Exercise:
Take from the listing each line that has the string "Music".

══ Listing

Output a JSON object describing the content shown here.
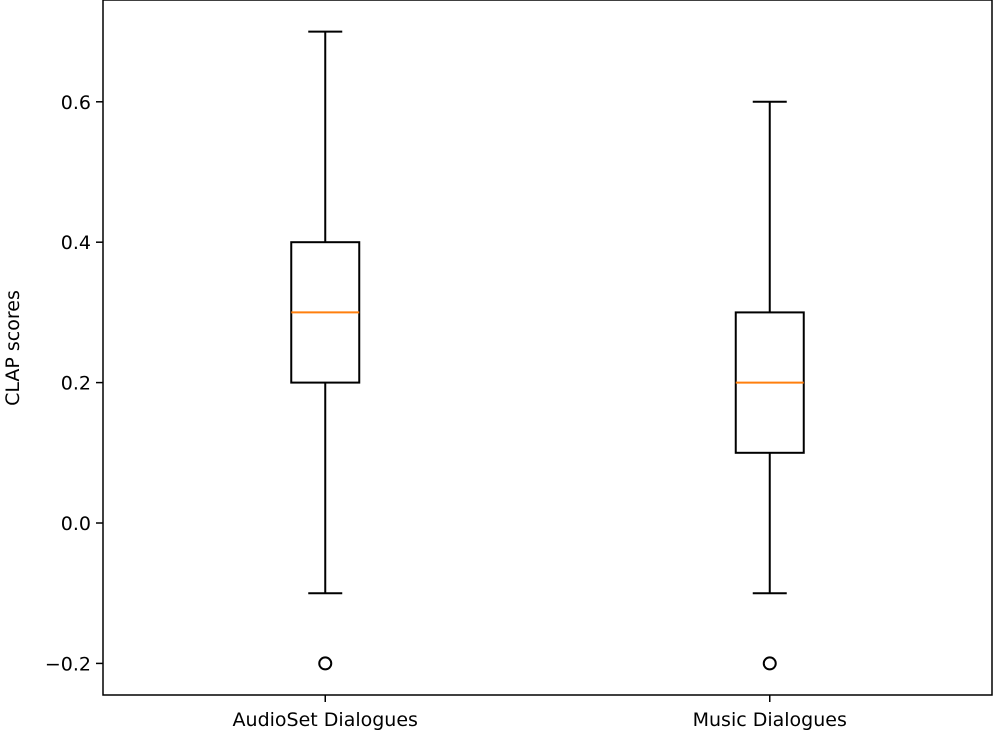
{
  "chart_data": {
    "type": "box",
    "title": "",
    "xlabel": "",
    "ylabel": "CLAP scores",
    "ylim": [
      -0.245,
      0.745
    ],
    "yticks": [
      -0.2,
      0.0,
      0.2,
      0.4,
      0.6
    ],
    "ytick_labels": [
      "−0.2",
      "0.0",
      "0.2",
      "0.4",
      "0.6"
    ],
    "categories": [
      "AudioSet Dialogues",
      "Music Dialogues"
    ],
    "boxes": [
      {
        "category": "AudioSet Dialogues",
        "whisker_low": -0.1,
        "q1": 0.2,
        "median": 0.3,
        "q3": 0.4,
        "whisker_high": 0.7,
        "outliers": [
          -0.2
        ]
      },
      {
        "category": "Music Dialogues",
        "whisker_low": -0.1,
        "q1": 0.1,
        "median": 0.2,
        "q3": 0.3,
        "whisker_high": 0.6,
        "outliers": [
          -0.2
        ]
      }
    ],
    "grid": false,
    "colors": {
      "box": "#000000",
      "median": "#ff7f0e",
      "outlier": "#000000"
    }
  }
}
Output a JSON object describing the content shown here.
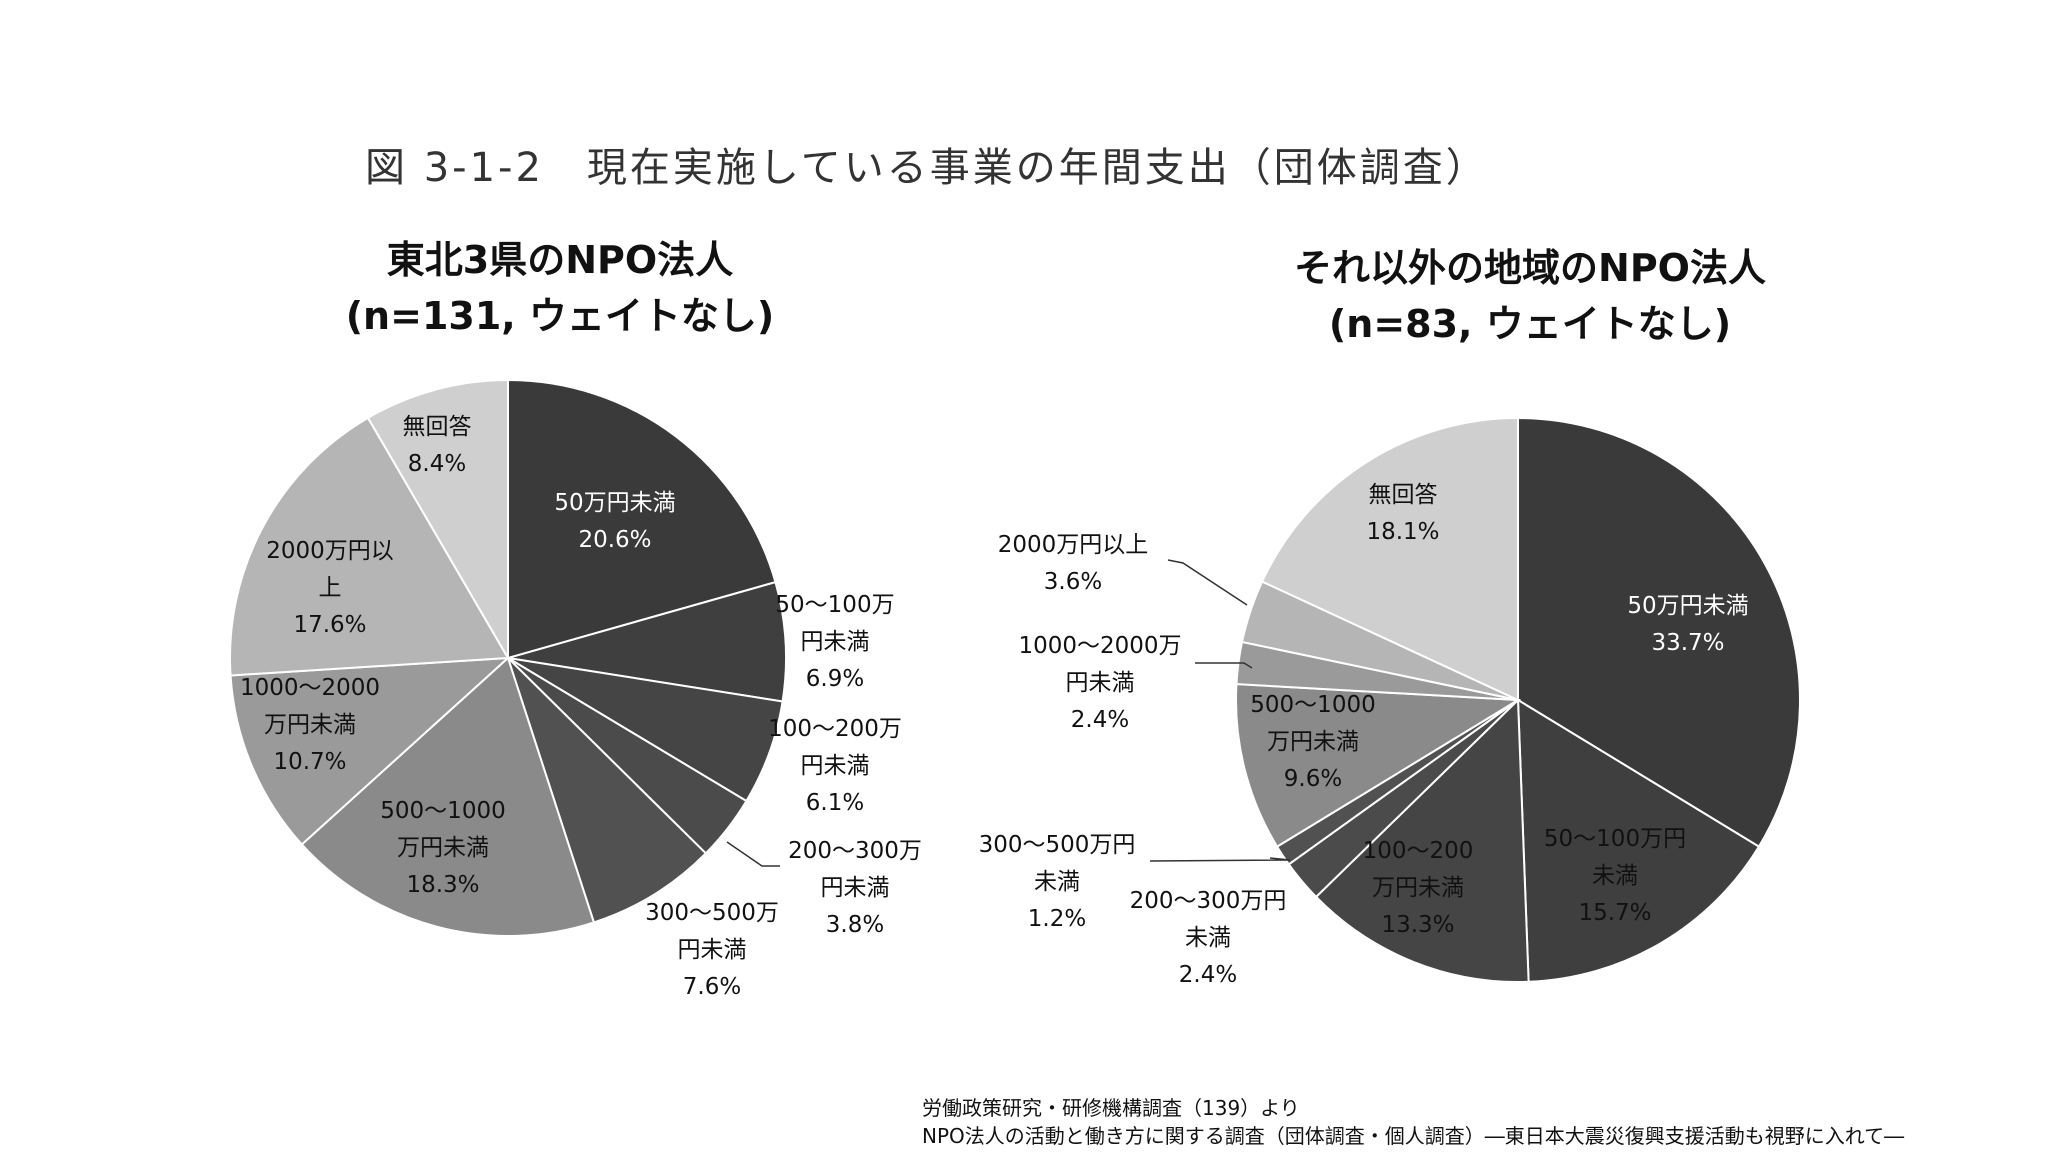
{
  "figure_title": "図 3-1-2　現在実施している事業の年間支出（団体調査）",
  "chart_data": [
    {
      "type": "pie",
      "title_line1": "東北3県のNPO法人",
      "title_line2": "(n=131, ウェイトなし)",
      "slices": [
        {
          "label": "50万円未満",
          "value": 20.6,
          "value_text": "20.6%",
          "color": "#3a3a3a"
        },
        {
          "label": "50～100万円未満",
          "value": 6.9,
          "value_text": "6.9%",
          "color": "#3f3f3f"
        },
        {
          "label": "100～200万円未満",
          "value": 6.1,
          "value_text": "6.1%",
          "color": "#454545"
        },
        {
          "label": "200～300万円未満",
          "value": 3.8,
          "value_text": "3.8%",
          "color": "#4b4b4b"
        },
        {
          "label": "300～500万円未満",
          "value": 7.6,
          "value_text": "7.6%",
          "color": "#515151"
        },
        {
          "label": "500～1000万円未満",
          "value": 18.3,
          "value_text": "18.3%",
          "color": "#8a8a8a"
        },
        {
          "label": "1000～2000万円未満",
          "value": 10.7,
          "value_text": "10.7%",
          "color": "#9a9a9a"
        },
        {
          "label": "2000万円以上",
          "value": 17.6,
          "value_text": "17.6%",
          "color": "#b5b5b5"
        },
        {
          "label": "無回答",
          "value": 8.4,
          "value_text": "8.4%",
          "color": "#cfcfcf"
        }
      ]
    },
    {
      "type": "pie",
      "title_line1": "それ以外の地域のNPO法人",
      "title_line2": "(n=83, ウェイトなし)",
      "slices": [
        {
          "label": "50万円未満",
          "value": 33.7,
          "value_text": "33.7%",
          "color": "#3a3a3a"
        },
        {
          "label": "50～100万円未満",
          "value": 15.7,
          "value_text": "15.7%",
          "color": "#3f3f3f"
        },
        {
          "label": "100～200万円未満",
          "value": 13.3,
          "value_text": "13.3%",
          "color": "#454545"
        },
        {
          "label": "200～300万円未満",
          "value": 2.4,
          "value_text": "2.4%",
          "color": "#4b4b4b"
        },
        {
          "label": "300～500万円未満",
          "value": 1.2,
          "value_text": "1.2%",
          "color": "#515151"
        },
        {
          "label": "500～1000万円未満",
          "value": 9.6,
          "value_text": "9.6%",
          "color": "#8a8a8a"
        },
        {
          "label": "1000～2000万円未満",
          "value": 2.4,
          "value_text": "2.4%",
          "color": "#9a9a9a"
        },
        {
          "label": "2000万円以上",
          "value": 3.6,
          "value_text": "3.6%",
          "color": "#b5b5b5"
        },
        {
          "label": "無回答",
          "value": 18.1,
          "value_text": "18.1%",
          "color": "#cfcfcf"
        }
      ]
    }
  ],
  "source": {
    "line1": "労働政策研究・研修機構調査（139）より",
    "line2": "NPO法人の活動と働き方に関する調査（団体調査・個人調査）―東日本大震災復興支援活動も視野に入れて―"
  }
}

════

Response to this exercise:
      "Music Dialogues"
        "category": "Music Dialogues",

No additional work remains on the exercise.